- _EXCERPT PROVIDED_
- Opening Delimiter -
Purpose of the Study:

  • To develop an efficient, self-supervised pipeline for plant image processing in high-throughput phenotyping.
  • To overcome the limitations of manual data labeling for plant segmentation.
  • To enable accurate separation and growth analysis of overlapping plants in field environments.

Main Methods:

  • A self-supervised sequential convolutional neural network (CNN) pipeline was developed.
  • Greenhouse images were used to initially segment non-overlapping plants.
  • Segmentation results from early-stage images served as training data for later stages.
  • Functional principal components analysis (FPCA) was integrated for genotype-growth relationship analysis.

Main Results:

  • The pipeline accurately segmented foreground plants even when overlapping with background plants.
  • Plant height estimation was accurate using the proposed segmentation method.
  • The system demonstrated efficiency and eliminated the need for human-labeled data.
  • The approach successfully assessed the impact of treatments and genotypes on plant growth.

Conclusions:

  • The proposed self-supervised pipeline offers an efficient solution for plant segmentation in high-throughput phenotyping.
  • This method reduces the labor associated with training data preparation.
  • The pipeline facilitates accurate computer vision-based assessment of plant growth dynamics and genotype-phenotype relationships in field settings.
- Closing Delimiter -
- _RECORDS SHOWN_
- Opening Delimiter -
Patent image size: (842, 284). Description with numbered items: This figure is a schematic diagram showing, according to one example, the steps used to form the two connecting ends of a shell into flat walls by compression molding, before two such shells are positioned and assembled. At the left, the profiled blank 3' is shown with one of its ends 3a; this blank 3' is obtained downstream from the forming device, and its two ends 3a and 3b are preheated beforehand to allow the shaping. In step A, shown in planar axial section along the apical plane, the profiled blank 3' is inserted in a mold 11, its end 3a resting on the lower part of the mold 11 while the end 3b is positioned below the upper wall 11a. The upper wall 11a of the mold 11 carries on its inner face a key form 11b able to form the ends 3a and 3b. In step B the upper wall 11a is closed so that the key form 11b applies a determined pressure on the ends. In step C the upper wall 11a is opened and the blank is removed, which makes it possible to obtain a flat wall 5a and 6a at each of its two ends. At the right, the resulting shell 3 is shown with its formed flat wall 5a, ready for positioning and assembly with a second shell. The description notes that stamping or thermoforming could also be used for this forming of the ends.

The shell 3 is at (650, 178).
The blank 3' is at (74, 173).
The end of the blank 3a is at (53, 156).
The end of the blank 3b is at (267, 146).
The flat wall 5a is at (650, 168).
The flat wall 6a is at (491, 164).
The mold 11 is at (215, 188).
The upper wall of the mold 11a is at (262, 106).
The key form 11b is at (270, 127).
- Closing Delimiter -
- _BRIEF 1_
Return the passage of the plant segmentation summary between "Purpose of the" and "segment non-overlapping plants.", inclusive, copied word for word.
- _BRIEF 2_
According to the plant segmentation summary, which analysis method was integrated to examine the relationship between genotype and growth?

- _RESPONSE BOX 1_
Purpose of the Study:

  • To develop an efficient, self-supervised pipeline for plant image processing in high-throughput phenotyping.
  • To overcome the limitations of manual data labeling for plant segmentation.
  • To enable accurate separation and growth analysis of overlapping plants in field environments.

Main Methods:

  • A self-supervised sequential convolutional neural network (CNN) pipeline was developed.
  • Greenhouse images were used to initially segment non-overlapping plants.

- _RESPONSE BOX 2_
Functional principal components analysis (FPCA).